→ **Set problem**
From the entries below, gather every line containing the string "JSON".

→ **Data supplied**
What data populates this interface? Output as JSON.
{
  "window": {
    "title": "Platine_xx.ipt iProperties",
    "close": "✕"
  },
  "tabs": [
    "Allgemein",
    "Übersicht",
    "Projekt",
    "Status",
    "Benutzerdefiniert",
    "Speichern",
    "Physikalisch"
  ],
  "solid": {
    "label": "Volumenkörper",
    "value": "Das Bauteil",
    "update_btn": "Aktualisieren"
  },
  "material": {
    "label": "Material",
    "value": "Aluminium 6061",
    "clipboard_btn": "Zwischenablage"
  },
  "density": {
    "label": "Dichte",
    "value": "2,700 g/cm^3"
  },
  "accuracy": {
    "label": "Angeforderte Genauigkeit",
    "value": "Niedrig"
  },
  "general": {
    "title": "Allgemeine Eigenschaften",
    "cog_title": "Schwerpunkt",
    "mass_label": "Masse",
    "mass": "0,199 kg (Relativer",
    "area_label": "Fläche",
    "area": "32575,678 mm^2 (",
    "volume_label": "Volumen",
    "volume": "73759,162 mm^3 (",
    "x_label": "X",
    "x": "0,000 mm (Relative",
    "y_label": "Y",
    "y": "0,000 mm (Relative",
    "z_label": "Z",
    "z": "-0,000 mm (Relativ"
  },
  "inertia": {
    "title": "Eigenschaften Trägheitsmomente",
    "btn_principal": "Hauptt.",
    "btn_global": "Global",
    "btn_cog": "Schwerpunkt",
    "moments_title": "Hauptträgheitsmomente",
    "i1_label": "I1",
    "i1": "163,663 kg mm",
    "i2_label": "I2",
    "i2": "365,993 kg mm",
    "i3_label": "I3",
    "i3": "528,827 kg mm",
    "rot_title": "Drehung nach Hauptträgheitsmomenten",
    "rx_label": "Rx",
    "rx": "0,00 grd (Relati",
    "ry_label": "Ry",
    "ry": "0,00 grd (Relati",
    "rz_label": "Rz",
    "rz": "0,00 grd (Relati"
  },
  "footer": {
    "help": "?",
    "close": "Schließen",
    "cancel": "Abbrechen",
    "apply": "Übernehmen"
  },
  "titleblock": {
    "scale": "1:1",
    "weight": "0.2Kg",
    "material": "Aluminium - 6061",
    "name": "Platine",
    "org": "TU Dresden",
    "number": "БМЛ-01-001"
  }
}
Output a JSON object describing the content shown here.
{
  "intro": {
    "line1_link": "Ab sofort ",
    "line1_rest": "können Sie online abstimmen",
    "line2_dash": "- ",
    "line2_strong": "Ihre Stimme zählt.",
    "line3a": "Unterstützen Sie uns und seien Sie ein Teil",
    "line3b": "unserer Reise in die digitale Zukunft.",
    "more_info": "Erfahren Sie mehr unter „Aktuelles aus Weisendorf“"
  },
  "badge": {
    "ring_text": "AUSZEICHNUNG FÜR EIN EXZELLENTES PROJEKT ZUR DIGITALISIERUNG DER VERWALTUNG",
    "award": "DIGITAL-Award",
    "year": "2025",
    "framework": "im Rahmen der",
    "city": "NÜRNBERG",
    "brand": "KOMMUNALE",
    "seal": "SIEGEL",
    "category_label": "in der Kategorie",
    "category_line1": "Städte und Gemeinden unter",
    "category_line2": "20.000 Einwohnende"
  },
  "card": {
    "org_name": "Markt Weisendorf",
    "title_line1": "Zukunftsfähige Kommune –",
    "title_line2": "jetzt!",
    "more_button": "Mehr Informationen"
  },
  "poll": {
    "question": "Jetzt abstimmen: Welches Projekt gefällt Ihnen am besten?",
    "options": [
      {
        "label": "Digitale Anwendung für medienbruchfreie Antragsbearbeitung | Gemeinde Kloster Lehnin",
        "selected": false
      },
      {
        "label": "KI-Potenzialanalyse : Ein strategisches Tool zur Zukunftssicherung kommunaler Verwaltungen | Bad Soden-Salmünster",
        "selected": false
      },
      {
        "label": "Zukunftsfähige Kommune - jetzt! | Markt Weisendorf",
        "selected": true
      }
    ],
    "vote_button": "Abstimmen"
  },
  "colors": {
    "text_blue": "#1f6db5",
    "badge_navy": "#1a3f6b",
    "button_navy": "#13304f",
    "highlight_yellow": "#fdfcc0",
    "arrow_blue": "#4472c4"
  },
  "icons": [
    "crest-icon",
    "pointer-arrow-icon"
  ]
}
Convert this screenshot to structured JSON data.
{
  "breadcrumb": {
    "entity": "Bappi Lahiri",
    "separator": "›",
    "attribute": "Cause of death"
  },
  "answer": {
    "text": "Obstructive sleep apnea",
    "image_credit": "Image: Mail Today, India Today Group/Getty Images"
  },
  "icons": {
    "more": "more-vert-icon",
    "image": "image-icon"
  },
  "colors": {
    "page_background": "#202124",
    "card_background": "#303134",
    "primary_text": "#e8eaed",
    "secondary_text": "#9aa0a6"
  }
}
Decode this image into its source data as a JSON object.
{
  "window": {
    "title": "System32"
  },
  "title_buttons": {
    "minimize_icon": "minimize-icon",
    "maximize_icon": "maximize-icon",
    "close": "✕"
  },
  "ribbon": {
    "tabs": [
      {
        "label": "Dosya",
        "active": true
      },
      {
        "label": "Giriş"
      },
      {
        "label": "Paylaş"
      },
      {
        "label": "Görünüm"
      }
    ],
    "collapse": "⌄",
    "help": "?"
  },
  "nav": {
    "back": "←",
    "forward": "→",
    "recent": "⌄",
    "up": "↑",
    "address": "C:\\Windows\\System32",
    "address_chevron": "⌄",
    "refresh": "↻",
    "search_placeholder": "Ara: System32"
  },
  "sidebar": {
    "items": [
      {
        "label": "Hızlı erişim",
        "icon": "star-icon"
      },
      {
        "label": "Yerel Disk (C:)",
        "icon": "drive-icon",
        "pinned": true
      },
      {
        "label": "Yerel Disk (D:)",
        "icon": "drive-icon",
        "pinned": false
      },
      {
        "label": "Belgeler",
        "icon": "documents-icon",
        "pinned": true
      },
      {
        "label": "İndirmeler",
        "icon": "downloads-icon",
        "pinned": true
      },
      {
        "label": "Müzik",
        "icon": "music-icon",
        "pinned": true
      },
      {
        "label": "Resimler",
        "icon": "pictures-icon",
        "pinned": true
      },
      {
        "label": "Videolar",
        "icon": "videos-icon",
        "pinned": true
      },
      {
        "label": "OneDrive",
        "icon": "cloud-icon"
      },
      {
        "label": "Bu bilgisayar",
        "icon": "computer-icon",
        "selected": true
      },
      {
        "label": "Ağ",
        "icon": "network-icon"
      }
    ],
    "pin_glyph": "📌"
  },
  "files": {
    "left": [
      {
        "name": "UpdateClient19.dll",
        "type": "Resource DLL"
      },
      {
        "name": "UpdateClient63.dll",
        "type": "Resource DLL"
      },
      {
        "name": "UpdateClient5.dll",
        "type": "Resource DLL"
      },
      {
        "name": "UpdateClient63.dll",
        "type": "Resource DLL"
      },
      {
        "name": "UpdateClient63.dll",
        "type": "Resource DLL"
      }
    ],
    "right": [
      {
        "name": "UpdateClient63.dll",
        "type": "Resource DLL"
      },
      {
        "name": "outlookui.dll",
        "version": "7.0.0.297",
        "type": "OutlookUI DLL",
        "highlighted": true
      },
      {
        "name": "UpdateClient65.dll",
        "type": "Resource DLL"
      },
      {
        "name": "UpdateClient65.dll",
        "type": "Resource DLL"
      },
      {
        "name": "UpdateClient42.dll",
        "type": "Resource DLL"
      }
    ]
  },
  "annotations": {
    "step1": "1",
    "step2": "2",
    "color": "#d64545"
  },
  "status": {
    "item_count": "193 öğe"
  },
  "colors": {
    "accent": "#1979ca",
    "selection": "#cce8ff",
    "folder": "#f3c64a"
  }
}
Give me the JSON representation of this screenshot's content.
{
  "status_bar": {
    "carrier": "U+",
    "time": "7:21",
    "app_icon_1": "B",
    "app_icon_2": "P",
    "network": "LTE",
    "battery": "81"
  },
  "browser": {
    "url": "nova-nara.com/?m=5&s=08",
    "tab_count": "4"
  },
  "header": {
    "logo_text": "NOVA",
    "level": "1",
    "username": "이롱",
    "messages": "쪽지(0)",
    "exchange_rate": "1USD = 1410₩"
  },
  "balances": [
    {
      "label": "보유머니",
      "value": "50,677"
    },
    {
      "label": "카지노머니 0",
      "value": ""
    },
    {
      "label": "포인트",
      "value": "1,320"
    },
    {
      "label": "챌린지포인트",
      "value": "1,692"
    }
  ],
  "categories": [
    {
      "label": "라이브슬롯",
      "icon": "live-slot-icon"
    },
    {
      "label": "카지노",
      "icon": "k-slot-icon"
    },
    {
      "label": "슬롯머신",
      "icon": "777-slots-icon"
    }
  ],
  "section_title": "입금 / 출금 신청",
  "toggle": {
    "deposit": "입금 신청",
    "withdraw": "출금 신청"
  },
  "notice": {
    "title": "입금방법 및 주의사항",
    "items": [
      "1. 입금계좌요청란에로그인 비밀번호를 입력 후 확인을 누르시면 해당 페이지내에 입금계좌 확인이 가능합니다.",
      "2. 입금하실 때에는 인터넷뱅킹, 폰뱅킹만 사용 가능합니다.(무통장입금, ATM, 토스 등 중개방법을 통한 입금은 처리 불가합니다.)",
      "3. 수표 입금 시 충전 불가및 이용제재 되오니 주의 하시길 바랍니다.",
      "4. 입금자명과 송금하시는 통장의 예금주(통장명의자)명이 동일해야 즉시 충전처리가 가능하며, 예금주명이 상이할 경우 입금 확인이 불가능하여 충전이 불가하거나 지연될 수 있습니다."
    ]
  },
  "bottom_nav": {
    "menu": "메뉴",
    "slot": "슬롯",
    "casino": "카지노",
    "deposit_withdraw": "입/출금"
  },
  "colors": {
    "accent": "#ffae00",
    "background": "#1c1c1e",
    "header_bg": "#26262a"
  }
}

→ **Full solution**
What data populates this interface? Output as JSON.
Output a JSON object describing the content shown here.
Convert this screenshot to structured JSON data.
Decode this image into its source data as a JSON object.
Give me the JSON representation of this screenshot's content.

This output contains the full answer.